→ **TASK INSTRUCTIONS**
Lines containing the word "this" should be extracted in full.
━━━━
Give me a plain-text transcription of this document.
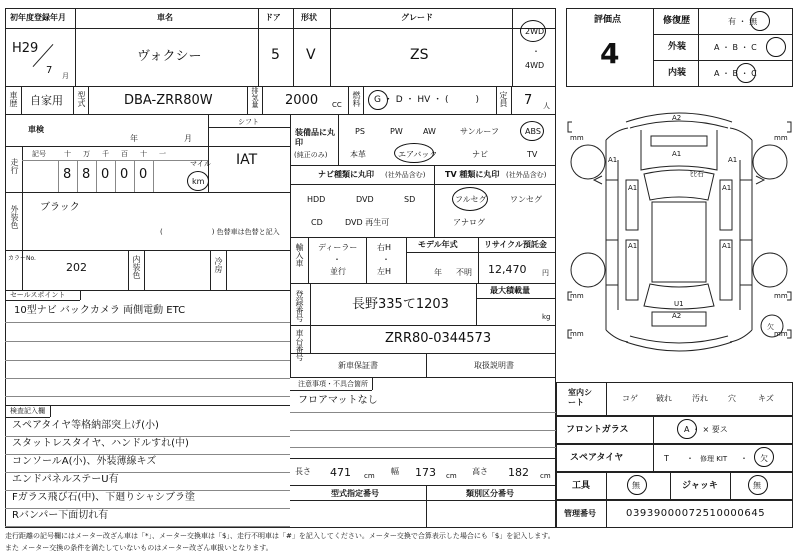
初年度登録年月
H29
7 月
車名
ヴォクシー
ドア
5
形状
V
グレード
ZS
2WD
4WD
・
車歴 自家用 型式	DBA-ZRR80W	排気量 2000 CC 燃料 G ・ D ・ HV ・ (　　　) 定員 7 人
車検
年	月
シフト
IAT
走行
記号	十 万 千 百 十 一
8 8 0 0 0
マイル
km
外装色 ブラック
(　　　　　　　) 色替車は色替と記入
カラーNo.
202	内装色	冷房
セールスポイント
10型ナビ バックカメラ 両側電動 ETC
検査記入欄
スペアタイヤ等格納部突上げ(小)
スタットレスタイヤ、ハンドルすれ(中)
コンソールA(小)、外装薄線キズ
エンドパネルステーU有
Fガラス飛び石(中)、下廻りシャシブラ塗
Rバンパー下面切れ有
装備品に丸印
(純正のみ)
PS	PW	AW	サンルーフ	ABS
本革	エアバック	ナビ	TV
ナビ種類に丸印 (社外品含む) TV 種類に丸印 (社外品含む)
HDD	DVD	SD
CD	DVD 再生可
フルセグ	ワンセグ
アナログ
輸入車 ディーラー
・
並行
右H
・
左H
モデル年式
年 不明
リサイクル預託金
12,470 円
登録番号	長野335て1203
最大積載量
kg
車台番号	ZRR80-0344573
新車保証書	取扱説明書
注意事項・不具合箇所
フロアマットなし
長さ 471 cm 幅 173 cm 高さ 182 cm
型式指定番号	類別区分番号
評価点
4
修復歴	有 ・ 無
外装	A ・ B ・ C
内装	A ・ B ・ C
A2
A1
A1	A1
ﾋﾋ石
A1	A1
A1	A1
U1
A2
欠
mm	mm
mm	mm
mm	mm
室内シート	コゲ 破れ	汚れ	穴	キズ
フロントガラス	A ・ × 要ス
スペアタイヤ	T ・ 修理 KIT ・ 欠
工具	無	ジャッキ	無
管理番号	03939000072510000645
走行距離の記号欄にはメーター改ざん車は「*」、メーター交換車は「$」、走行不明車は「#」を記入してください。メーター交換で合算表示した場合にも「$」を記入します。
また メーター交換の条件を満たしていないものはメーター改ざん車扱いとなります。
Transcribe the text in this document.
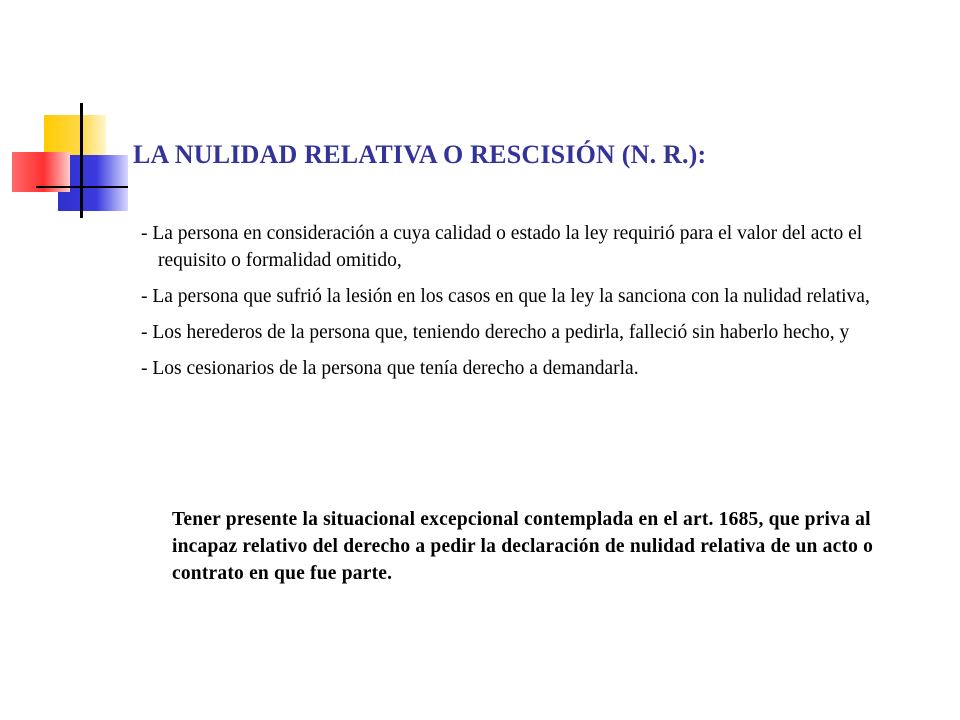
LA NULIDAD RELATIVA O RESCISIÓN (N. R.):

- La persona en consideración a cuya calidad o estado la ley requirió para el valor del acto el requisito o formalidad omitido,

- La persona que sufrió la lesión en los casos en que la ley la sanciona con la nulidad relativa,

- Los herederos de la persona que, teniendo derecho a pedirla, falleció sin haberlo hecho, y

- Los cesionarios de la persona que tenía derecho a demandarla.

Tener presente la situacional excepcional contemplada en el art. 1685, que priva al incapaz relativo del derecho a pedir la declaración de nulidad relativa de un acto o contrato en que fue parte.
━━━━
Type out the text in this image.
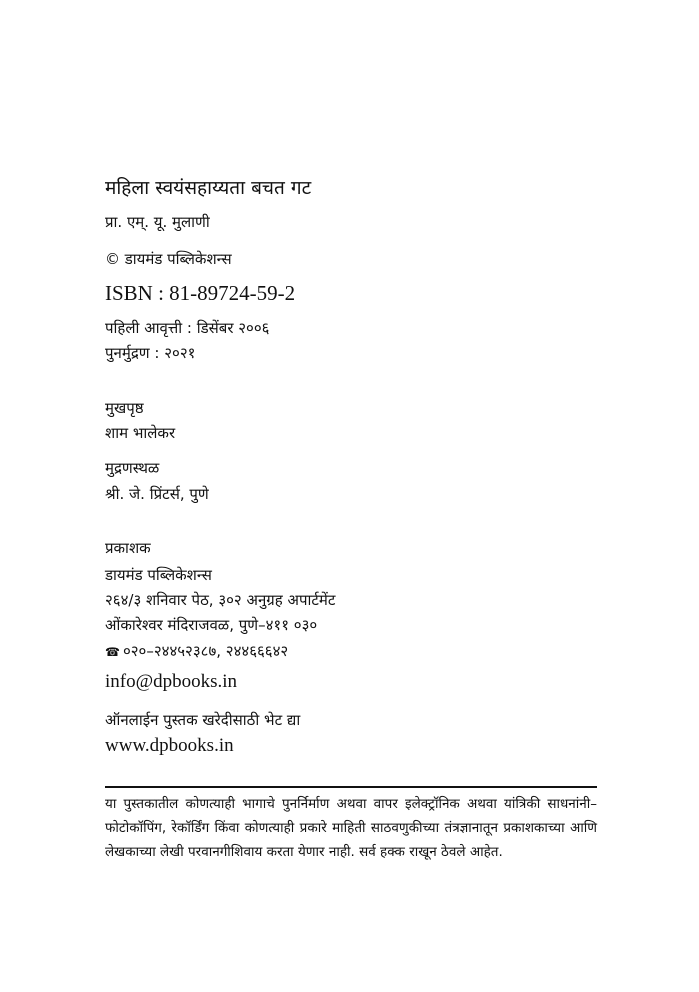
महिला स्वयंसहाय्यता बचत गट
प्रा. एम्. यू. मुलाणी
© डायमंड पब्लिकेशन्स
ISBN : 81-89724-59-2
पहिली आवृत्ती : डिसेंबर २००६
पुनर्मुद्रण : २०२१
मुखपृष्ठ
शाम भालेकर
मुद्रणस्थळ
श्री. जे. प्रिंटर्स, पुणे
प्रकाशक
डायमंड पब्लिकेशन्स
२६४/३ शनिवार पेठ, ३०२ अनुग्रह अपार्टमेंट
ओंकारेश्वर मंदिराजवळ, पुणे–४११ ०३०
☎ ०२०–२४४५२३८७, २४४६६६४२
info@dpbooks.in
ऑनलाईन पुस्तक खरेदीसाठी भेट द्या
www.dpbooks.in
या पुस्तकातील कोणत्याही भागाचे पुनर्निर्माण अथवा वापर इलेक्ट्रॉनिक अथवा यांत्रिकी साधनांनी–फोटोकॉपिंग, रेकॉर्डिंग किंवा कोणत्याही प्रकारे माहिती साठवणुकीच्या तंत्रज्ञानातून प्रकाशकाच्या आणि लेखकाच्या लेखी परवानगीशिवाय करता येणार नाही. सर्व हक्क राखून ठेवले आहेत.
━━━━
→ **RIGHT ANSWER**
Give me a plain-text transcription of this document.
Transcribe the text in this document.
Type out the text in this image.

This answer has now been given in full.